Leave out the pictures and reproduce all of the data exactly.

(Dataset rows of page text)
────

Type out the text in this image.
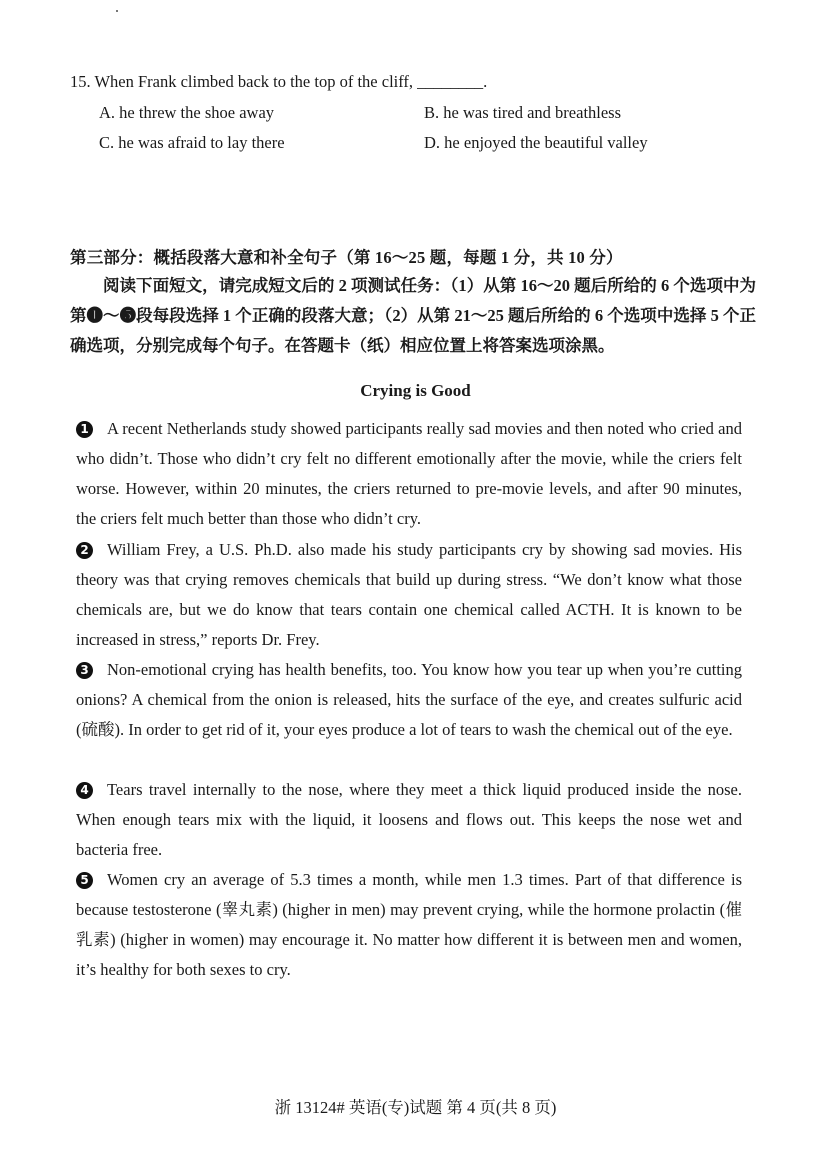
15. When Frank climbed back to the top of the cliff, ________.
A. he threw the shoe away	B. he was tired and breathless
C. he was afraid to lay there	D. he enjoyed the beautiful valley
第三部分：概括段落大意和补全句子（第 16～25 题，每题 1 分，共 10 分）

阅读下面短文，请完成短文后的 2 项测试任务：（1）从第 16～20 题后所给的 6 个选项中为第❶～❺段每段选择 1 个正确的段落大意；（2）从第 21～25 题后所给的 6 个选项中选择 5 个正确选项，分别完成每个句子。在答题卡（纸）相应位置上将答案选项涂黑。

Crying is Good

1 A recent Netherlands study showed participants really sad movies and then noted who cried and who didn’t. Those who didn’t cry felt no different emotionally after the movie, while the criers felt worse. However, within 20 minutes, the criers returned to pre-movie levels, and after 90 minutes, the criers felt much better than those who didn’t cry.

2 William Frey, a U.S. Ph.D. also made his study participants cry by showing sad movies. His theory was that crying removes chemicals that build up during stress. “We don’t know what those chemicals are, but we do know that tears contain one chemical called ACTH. It is known to be increased in stress,” reports Dr. Frey.

3 Non-emotional crying has health benefits, too. You know how you tear up when you’re cutting onions? A chemical from the onion is released, hits the surface of the eye, and creates sulfuric acid (硫酸). In order to get rid of it, your eyes produce a lot of tears to wash the chemical out of the eye.

4 Tears travel internally to the nose, where they meet a thick liquid produced inside the nose. When enough tears mix with the liquid, it loosens and flows out. This keeps the nose wet and bacteria free.

5 Women cry an average of 5.3 times a month, while men 1.3 times. Part of that difference is because testosterone (睾丸素) (higher in men) may prevent crying, while the hormone prolactin (催乳素) (higher in women) may encourage it. No matter how different it is between men and women, it’s healthy for both sexes to cry.

浙 13124# 英语(专)试题 第 4 页(共 8 页)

────

▶ _RESULT OF THIS EXERCISE_
Type out the text in this image.
15. When Frank climbed back to the top of the cliff, ________.
A. he threw the shoe away	B. he was tired and breathless
C. he was afraid to lay there	D. he enjoyed the beautiful valley
第三部分：概括段落大意和补全句子（第 16～25 题，每题 1 分，共 10 分）

阅读下面短文，请完成短文后的 2 项测试任务：（1）从第 16～20 题后所给的 6 个选项中为第❶～❺段每段选择 1 个正确的段落大意；（2）从第 21～25 题后所给的 6 个选项中选择 5 个正确选项，分别完成每个句子。在答题卡（纸）相应位置上将答案选项涂黑。

Crying is Good

1 A recent Netherlands study showed participants really sad movies and then noted who cried and who didn’t. Those who didn’t cry felt no different emotionally after the movie, while the criers felt worse. However, within 20 minutes, the criers returned to pre-movie levels, and after 90 minutes, the criers felt much better than those who didn’t cry.

2 William Frey, a U.S. Ph.D. also made his study participants cry by showing sad movies. His theory was that crying removes chemicals that build up during stress. “We don’t know what those chemicals are, but we do know that tears contain one chemical called ACTH. It is known to be increased in stress,” reports Dr. Frey.

3 Non-emotional crying has health benefits, too. You know how you tear up when you’re cutting onions? A chemical from the onion is released, hits the surface of the eye, and creates sulfuric acid (硫酸). In order to get rid of it, your eyes produce a lot of tears to wash the chemical out of the eye.

4 Tears travel internally to the nose, where they meet a thick liquid produced inside the nose. When enough tears mix with the liquid, it loosens and flows out. This keeps the nose wet and bacteria free.

5 Women cry an average of 5.3 times a month, while men 1.3 times. Part of that difference is because testosterone (睾丸素) (higher in men) may prevent crying, while the hormone prolactin (催乳素) (higher in women) may encourage it. No matter how different it is between men and women, it’s healthy for both sexes to cry.

浙 13124# 英语(专)试题 第 4 页(共 8 页)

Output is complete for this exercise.